Instructions to follow: Check the listing below line by line and report how many lines hold "объекты", with no other words.
■ ■ ■ ■ ■
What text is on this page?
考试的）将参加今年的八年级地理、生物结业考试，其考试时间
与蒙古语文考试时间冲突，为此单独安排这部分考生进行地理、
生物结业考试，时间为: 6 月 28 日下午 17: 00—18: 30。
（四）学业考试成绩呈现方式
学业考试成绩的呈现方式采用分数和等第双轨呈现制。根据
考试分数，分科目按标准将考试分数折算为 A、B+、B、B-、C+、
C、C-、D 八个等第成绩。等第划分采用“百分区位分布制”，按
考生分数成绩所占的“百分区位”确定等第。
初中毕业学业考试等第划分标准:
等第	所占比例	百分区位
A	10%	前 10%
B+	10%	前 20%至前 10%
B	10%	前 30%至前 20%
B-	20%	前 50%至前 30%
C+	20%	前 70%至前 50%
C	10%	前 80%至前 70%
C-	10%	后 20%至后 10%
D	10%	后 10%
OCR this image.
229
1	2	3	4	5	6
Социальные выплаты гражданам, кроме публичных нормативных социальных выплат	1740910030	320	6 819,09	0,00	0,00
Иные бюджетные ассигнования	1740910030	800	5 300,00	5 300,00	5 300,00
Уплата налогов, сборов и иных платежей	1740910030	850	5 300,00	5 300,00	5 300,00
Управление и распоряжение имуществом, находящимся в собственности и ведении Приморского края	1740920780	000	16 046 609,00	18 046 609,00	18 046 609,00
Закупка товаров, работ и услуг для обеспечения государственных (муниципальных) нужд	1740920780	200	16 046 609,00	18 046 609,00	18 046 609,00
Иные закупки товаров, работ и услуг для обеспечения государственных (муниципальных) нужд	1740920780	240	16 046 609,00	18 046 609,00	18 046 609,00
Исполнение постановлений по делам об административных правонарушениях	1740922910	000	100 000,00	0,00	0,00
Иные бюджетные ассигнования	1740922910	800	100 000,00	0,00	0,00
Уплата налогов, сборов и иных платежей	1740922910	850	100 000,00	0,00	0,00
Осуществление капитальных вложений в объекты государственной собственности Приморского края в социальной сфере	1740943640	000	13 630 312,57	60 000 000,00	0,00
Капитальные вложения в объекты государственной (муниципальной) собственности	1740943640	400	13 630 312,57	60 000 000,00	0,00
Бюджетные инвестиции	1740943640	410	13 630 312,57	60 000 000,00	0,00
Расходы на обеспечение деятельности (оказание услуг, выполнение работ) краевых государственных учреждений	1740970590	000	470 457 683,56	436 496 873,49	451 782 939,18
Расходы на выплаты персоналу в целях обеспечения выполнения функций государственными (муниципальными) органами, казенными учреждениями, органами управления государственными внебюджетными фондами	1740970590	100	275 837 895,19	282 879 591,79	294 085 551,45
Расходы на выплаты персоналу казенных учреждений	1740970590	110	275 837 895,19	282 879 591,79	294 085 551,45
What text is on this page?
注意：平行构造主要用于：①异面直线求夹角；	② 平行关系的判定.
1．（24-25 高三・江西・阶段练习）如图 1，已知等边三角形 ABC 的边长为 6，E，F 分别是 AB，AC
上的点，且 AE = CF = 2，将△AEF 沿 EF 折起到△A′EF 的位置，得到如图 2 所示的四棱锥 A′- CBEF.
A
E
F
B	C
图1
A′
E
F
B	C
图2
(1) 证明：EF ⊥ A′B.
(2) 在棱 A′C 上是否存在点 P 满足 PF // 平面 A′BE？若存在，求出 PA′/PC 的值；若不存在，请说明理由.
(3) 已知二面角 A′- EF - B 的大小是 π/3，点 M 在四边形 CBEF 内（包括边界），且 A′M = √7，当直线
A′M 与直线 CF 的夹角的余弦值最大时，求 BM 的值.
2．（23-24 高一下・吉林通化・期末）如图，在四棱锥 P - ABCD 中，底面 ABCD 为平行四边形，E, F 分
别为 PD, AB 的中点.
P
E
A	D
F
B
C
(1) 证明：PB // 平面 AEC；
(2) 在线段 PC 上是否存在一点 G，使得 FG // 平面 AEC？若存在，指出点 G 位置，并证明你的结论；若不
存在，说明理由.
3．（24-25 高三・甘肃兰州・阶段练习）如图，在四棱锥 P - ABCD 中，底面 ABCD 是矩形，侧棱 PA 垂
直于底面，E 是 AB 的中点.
■ ■ ■ ■ ■
Result of this task: 2